[Stored dataset items]
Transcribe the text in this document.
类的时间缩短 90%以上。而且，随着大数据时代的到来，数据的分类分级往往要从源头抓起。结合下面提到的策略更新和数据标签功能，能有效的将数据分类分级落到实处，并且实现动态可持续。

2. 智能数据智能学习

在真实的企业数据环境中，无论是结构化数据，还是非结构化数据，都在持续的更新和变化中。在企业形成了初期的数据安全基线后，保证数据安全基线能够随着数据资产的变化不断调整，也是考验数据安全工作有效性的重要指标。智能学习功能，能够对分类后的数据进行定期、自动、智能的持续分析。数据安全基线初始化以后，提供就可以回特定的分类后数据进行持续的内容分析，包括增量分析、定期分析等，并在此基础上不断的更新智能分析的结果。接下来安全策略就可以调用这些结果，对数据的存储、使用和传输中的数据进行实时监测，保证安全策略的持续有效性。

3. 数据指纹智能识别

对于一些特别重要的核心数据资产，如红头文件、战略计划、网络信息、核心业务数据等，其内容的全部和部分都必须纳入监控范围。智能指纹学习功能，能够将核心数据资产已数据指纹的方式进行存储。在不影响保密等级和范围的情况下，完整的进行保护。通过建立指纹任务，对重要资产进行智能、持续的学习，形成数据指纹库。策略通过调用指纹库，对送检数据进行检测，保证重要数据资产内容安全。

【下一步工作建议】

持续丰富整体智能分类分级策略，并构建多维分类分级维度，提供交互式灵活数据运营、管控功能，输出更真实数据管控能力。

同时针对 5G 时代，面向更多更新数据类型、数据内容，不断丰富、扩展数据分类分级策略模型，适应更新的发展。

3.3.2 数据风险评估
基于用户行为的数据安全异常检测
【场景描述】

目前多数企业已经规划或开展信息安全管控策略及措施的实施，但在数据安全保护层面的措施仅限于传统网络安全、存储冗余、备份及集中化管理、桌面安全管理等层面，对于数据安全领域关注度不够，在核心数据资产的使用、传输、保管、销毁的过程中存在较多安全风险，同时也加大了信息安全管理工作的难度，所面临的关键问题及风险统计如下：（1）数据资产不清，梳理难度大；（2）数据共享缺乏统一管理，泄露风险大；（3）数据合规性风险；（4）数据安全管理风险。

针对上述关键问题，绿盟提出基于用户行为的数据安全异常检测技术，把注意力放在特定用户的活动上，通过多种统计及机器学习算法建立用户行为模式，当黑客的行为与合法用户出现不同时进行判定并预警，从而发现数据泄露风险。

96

▸ What the exercise asks: Every record should be repeated exactly; please leave none out.

▸ Solution:
Transcribe the text in this document.
类的时间缩短 90%以上。而且，随着大数据时代的到来，数据的分类分级往往要从源头抓起。结合下面提到的策略更新和数据标签功能，能有效的将数据分类分级落到实处，并且实现动态可持续。

2. 智能数据智能学习

在真实的企业数据环境中，无论是结构化数据，还是非结构化数据，都在持续的更新和变化中。在企业形成了初期的数据安全基线后，保证数据安全基线能够随着数据资产的变化不断调整，也是考验数据安全工作有效性的重要指标。智能学习功能，能够对分类后的数据进行定期、自动、智能的持续分析。数据安全基线初始化以后，提供就可以回特定的分类后数据进行持续的内容分析，包括增量分析、定期分析等，并在此基础上不断的更新智能分析的结果。接下来安全策略就可以调用这些结果，对数据的存储、使用和传输中的数据进行实时监测，保证安全策略的持续有效性。

3. 数据指纹智能识别

对于一些特别重要的核心数据资产，如红头文件、战略计划、网络信息、核心业务数据等，其内容的全部和部分都必须纳入监控范围。智能指纹学习功能，能够将核心数据资产已数据指纹的方式进行存储。在不影响保密等级和范围的情况下，完整的进行保护。通过建立指纹任务，对重要资产进行智能、持续的学习，形成数据指纹库。策略通过调用指纹库，对送检数据进行检测，保证重要数据资产内容安全。

【下一步工作建议】

持续丰富整体智能分类分级策略，并构建多维分类分级维度，提供交互式灵活数据运营、管控功能，输出更真实数据管控能力。

同时针对 5G 时代，面向更多更新数据类型、数据内容，不断丰富、扩展数据分类分级策略模型，适应更新的发展。

3.3.2 数据风险评估
基于用户行为的数据安全异常检测
【场景描述】

目前多数企业已经规划或开展信息安全管控策略及措施的实施，但在数据安全保护层面的措施仅限于传统网络安全、存储冗余、备份及集中化管理、桌面安全管理等层面，对于数据安全领域关注度不够，在核心数据资产的使用、传输、保管、销毁的过程中存在较多安全风险，同时也加大了信息安全管理工作的难度，所面临的关键问题及风险统计如下：（1）数据资产不清，梳理难度大；（2）数据共享缺乏统一管理，泄露风险大；（3）数据合规性风险；（4）数据安全管理风险。

针对上述关键问题，绿盟提出基于用户行为的数据安全异常检测技术，把注意力放在特定用户的活动上，通过多种统计及机器学习算法建立用户行为模式，当黑客的行为与合法用户出现不同时进行判定并预警，从而发现数据泄露风险。

96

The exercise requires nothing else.